Exercise description: Scan the listing below and copy every line holding "payments".

Task material:
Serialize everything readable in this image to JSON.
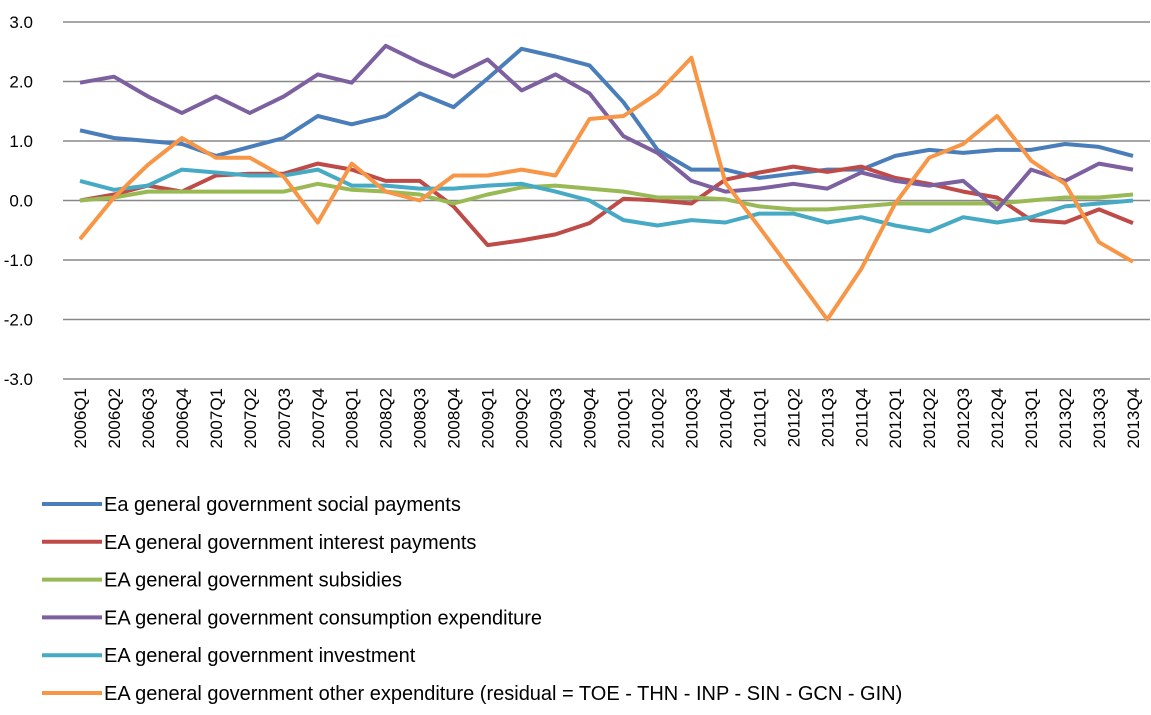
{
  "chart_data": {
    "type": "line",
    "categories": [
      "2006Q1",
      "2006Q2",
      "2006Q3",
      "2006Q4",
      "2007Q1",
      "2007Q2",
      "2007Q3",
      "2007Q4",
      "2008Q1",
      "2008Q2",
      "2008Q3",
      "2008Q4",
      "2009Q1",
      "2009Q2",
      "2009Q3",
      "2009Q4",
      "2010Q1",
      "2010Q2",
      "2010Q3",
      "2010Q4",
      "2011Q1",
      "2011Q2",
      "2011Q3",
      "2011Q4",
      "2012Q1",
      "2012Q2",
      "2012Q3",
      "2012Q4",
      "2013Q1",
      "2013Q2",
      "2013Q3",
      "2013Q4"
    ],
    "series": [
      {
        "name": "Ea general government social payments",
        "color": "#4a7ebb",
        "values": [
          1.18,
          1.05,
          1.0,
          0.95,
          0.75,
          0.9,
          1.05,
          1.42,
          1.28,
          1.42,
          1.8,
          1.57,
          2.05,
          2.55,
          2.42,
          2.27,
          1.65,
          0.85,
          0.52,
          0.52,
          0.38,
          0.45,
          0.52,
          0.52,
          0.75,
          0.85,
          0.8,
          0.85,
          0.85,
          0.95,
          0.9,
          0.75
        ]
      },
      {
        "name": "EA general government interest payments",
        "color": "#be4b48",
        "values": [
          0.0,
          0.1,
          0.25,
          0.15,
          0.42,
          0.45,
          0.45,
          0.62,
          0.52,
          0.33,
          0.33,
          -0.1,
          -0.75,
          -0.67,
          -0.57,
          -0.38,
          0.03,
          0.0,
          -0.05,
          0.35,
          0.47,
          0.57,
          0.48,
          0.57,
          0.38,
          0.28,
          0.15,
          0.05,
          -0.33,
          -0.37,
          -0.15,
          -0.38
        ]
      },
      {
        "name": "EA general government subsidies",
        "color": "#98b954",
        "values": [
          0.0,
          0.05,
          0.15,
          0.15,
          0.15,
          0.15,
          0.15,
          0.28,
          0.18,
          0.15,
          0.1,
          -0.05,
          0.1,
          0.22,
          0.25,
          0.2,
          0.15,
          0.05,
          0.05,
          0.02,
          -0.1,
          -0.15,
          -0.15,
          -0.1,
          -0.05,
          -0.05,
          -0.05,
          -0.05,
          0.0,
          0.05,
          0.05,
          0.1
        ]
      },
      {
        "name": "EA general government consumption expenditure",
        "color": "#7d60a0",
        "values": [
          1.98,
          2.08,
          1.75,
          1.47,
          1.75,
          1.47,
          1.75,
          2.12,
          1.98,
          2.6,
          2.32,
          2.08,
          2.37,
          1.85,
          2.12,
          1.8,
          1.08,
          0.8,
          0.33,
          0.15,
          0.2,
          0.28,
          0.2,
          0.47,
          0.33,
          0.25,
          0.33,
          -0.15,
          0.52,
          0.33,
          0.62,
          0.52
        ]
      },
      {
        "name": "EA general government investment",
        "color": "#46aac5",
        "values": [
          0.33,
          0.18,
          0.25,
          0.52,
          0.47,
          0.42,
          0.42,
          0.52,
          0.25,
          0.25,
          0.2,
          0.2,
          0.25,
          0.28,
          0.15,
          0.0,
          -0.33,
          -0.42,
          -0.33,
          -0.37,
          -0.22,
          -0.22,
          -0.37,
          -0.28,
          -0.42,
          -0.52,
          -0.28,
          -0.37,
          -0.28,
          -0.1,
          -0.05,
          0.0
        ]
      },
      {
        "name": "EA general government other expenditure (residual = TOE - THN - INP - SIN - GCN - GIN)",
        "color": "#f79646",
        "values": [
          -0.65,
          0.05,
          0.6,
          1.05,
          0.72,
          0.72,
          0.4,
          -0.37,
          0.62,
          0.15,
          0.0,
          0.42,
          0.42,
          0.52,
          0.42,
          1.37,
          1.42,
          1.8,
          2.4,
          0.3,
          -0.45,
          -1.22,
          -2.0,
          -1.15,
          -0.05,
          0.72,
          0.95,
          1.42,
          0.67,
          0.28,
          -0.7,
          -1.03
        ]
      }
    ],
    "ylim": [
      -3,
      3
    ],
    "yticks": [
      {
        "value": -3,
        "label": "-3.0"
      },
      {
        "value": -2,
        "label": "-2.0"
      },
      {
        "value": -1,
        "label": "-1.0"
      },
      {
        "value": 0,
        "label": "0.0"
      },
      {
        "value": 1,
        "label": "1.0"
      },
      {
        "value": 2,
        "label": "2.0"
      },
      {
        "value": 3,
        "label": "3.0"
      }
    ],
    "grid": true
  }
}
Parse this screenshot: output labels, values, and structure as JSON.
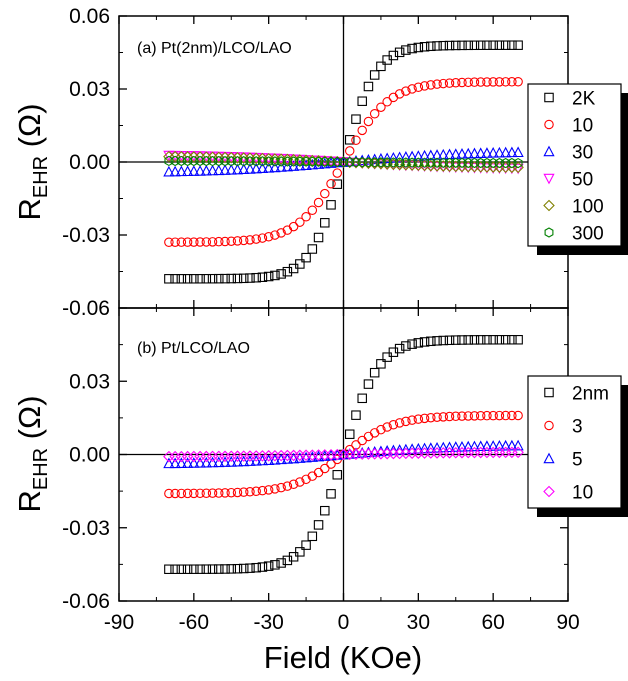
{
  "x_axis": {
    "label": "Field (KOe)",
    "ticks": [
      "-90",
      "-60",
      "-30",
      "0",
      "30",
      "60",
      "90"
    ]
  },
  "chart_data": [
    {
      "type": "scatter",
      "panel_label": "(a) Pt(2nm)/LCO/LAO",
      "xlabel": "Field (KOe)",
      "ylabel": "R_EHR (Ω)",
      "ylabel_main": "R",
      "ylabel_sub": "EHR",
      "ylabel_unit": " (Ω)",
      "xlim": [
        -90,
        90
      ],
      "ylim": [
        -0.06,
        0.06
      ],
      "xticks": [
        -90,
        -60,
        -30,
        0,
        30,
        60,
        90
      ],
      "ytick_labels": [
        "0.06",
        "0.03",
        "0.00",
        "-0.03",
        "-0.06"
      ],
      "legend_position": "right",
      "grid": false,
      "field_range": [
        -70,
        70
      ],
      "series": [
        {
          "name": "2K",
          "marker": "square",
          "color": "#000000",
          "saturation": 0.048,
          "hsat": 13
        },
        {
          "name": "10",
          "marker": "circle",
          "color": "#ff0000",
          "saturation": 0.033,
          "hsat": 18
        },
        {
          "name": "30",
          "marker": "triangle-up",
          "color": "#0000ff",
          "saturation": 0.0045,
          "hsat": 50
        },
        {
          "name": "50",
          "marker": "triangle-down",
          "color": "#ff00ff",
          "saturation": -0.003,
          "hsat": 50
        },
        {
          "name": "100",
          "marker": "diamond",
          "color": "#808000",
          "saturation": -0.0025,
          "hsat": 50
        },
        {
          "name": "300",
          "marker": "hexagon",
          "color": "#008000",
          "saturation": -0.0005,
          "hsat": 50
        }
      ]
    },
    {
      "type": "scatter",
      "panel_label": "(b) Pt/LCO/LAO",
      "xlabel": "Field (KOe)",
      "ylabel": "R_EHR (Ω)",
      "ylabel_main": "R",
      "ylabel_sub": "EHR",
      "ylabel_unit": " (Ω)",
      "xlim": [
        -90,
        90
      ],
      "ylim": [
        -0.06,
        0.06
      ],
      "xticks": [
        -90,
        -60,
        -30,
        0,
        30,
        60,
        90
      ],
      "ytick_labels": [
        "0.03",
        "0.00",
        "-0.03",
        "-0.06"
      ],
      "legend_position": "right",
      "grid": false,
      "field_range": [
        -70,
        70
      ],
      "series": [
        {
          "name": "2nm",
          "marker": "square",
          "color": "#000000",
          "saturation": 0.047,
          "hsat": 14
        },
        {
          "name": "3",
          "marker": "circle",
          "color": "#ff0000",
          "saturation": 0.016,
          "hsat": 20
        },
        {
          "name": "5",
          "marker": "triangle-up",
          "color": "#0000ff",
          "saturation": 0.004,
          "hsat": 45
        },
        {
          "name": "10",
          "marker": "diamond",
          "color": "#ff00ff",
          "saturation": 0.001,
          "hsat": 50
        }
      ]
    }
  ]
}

Response below:
        "name": "Ea general government social payments",
        "name": "EA general government interest payments",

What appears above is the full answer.